[Items listed in a dataset]
* * * * * * * * *

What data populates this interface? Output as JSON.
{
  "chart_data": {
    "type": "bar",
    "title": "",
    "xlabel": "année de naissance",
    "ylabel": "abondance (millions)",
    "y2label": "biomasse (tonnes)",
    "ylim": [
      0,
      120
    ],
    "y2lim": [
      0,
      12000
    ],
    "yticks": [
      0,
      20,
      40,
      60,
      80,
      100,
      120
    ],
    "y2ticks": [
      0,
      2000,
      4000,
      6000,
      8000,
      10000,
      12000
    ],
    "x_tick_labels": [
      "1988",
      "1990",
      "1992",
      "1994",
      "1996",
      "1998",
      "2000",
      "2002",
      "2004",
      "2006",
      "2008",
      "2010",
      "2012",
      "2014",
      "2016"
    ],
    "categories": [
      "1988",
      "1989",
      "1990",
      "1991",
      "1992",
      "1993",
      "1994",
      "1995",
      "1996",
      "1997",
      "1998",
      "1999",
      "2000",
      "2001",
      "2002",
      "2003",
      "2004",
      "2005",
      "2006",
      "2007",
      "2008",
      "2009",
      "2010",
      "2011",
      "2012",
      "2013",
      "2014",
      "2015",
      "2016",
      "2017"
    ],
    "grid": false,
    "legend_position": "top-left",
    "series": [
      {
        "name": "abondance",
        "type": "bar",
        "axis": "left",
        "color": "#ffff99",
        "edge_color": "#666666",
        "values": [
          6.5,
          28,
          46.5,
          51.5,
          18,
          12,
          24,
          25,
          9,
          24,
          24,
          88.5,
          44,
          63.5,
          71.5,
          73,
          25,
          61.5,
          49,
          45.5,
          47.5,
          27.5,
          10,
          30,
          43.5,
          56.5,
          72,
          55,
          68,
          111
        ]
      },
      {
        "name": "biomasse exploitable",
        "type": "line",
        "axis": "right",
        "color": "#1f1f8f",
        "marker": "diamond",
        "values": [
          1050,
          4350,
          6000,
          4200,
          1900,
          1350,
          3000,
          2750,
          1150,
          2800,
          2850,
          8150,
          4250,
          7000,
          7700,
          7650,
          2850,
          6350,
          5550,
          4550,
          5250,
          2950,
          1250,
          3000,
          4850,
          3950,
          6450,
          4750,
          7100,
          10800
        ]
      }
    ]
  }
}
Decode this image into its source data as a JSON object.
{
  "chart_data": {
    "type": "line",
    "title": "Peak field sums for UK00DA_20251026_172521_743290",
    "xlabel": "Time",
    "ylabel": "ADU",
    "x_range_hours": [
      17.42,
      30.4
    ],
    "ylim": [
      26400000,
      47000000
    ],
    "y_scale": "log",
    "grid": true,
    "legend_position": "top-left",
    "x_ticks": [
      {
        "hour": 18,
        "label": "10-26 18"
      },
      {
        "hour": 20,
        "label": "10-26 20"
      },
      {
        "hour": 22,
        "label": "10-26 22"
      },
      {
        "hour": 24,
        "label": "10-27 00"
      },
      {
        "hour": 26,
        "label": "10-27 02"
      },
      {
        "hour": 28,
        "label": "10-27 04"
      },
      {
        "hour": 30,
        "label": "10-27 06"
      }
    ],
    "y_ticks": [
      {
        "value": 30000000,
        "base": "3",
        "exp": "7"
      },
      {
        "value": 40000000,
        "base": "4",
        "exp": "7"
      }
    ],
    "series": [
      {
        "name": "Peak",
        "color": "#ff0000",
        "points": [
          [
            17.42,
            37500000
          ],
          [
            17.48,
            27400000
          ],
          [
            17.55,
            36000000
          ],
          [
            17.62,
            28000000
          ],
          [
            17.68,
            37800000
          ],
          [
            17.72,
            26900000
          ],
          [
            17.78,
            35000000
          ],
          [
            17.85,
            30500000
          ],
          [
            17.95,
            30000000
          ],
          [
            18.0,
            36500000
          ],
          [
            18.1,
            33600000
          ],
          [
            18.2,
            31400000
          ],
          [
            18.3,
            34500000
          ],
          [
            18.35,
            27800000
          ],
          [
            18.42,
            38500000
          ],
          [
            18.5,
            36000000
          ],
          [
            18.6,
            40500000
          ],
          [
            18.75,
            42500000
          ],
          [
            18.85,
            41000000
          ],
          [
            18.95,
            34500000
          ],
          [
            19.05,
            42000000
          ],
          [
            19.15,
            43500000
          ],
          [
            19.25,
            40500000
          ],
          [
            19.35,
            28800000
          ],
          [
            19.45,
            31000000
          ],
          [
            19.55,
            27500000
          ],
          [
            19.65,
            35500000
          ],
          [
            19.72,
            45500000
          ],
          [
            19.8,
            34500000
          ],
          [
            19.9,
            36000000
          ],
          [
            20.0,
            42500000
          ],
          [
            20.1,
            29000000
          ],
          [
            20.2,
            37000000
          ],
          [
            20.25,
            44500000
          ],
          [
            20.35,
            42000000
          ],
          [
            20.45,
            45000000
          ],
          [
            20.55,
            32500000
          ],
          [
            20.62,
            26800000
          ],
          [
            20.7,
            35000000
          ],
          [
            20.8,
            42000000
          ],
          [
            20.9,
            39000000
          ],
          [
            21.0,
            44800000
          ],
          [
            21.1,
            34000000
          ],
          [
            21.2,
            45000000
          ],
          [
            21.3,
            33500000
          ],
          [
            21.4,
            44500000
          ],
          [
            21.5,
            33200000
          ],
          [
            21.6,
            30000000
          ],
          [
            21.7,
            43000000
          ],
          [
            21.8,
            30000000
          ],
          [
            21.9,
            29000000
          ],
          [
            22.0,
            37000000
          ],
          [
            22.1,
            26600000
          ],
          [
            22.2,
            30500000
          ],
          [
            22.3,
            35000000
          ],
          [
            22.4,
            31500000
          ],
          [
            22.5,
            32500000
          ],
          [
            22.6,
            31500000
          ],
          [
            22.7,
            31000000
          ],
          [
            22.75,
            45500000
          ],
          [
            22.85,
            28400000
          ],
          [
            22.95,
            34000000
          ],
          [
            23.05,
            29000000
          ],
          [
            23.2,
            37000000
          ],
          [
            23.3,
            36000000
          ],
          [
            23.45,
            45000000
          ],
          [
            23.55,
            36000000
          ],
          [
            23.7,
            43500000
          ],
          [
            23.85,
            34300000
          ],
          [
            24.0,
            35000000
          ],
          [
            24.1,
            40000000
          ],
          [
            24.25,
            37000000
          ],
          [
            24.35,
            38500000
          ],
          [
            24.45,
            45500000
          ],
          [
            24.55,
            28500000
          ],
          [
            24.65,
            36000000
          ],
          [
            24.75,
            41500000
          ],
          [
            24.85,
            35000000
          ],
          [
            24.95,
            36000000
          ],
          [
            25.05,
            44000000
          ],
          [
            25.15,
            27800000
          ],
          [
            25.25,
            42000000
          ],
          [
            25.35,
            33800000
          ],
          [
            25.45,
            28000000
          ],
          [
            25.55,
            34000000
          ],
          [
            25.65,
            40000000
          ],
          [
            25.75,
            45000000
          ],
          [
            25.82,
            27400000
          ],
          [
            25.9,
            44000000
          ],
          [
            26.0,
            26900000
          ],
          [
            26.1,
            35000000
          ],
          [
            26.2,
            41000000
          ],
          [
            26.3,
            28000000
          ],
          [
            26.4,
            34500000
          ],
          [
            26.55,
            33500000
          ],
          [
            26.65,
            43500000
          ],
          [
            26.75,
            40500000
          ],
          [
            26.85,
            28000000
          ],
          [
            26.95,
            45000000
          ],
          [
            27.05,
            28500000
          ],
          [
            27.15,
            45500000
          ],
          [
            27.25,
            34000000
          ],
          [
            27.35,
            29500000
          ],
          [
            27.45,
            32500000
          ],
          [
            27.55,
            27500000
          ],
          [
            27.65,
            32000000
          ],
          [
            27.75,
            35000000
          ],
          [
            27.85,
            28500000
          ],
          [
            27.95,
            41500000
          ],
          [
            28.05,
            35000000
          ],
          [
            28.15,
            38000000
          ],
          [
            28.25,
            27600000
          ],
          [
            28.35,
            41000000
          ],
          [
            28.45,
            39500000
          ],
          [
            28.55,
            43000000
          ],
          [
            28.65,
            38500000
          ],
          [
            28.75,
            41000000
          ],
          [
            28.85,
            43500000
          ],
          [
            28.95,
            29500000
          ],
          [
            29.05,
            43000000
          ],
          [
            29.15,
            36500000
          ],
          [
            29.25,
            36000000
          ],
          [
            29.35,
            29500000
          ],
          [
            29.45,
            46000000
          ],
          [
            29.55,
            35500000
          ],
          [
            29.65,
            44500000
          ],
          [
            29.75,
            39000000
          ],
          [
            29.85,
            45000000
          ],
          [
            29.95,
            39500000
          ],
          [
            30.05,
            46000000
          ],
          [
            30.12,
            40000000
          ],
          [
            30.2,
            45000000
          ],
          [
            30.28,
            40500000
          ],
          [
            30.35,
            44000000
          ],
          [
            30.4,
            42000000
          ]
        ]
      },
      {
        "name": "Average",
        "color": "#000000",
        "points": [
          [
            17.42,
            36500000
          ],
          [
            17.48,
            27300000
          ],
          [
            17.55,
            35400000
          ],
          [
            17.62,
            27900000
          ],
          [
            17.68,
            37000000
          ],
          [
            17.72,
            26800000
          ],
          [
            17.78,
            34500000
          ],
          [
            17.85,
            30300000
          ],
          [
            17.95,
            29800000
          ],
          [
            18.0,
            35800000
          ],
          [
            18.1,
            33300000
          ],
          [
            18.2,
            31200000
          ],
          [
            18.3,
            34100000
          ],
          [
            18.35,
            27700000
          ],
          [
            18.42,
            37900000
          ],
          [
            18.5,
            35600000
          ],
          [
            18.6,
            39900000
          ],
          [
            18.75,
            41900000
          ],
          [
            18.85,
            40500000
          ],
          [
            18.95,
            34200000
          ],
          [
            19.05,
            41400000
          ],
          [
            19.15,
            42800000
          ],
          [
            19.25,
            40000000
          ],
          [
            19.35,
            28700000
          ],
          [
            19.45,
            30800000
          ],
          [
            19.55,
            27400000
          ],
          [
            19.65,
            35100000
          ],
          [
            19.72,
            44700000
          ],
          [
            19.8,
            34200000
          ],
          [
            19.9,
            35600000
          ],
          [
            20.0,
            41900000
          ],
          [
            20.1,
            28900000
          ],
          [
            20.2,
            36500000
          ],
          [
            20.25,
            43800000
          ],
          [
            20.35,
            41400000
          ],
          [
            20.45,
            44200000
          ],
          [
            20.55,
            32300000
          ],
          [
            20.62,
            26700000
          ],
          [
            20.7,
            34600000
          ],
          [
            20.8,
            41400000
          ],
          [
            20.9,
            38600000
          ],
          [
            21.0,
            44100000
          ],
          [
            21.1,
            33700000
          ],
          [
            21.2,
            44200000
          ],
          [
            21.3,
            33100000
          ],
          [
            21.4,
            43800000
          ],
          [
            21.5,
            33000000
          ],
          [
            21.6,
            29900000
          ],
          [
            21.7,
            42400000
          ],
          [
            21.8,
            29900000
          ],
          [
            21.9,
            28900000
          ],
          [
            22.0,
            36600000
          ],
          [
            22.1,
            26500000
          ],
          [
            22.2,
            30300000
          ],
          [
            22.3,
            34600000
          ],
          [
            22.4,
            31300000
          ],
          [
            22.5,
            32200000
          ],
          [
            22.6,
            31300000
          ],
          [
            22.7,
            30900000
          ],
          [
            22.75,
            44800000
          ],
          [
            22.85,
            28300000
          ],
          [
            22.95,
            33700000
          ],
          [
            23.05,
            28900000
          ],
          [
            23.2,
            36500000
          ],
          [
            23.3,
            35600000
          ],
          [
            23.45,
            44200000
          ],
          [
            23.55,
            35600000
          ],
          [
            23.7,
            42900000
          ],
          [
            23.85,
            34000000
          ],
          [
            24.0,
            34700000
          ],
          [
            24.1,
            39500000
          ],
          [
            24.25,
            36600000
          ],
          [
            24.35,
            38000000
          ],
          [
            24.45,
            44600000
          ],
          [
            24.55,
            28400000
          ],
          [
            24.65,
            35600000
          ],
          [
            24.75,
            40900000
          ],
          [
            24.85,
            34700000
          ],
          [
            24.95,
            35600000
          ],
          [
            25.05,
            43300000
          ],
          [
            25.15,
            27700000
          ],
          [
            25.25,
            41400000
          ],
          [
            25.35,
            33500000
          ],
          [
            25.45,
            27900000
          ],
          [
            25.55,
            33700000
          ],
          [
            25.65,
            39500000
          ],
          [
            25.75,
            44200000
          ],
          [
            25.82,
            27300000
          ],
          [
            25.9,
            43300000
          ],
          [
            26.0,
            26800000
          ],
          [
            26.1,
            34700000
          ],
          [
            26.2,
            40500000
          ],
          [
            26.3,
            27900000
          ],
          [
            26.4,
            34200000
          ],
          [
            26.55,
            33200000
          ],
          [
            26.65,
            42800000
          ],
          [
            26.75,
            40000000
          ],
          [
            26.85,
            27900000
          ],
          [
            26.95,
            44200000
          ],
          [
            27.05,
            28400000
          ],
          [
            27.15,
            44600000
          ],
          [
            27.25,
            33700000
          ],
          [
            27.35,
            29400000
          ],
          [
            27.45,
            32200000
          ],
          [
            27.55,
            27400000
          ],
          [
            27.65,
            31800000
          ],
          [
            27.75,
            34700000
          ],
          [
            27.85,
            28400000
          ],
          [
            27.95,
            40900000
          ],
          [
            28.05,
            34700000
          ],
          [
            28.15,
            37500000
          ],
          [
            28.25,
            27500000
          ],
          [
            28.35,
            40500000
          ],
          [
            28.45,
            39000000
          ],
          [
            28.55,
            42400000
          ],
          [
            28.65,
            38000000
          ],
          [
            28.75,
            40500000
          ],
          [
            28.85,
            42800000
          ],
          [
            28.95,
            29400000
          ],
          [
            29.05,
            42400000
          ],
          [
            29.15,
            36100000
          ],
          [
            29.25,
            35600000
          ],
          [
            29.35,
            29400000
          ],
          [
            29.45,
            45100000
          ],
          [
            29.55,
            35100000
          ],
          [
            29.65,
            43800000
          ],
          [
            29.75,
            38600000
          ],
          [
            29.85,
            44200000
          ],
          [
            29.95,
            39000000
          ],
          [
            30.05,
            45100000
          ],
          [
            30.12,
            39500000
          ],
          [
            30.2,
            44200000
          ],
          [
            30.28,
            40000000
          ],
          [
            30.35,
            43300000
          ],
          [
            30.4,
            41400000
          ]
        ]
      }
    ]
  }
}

* * * * * * * * *

* Exercise details
Each line above that holds the string "biomasse" should be copied and shown.

* Task result
    "y2label": "biomasse (tonnes)",
        "name": "biomasse exploitable",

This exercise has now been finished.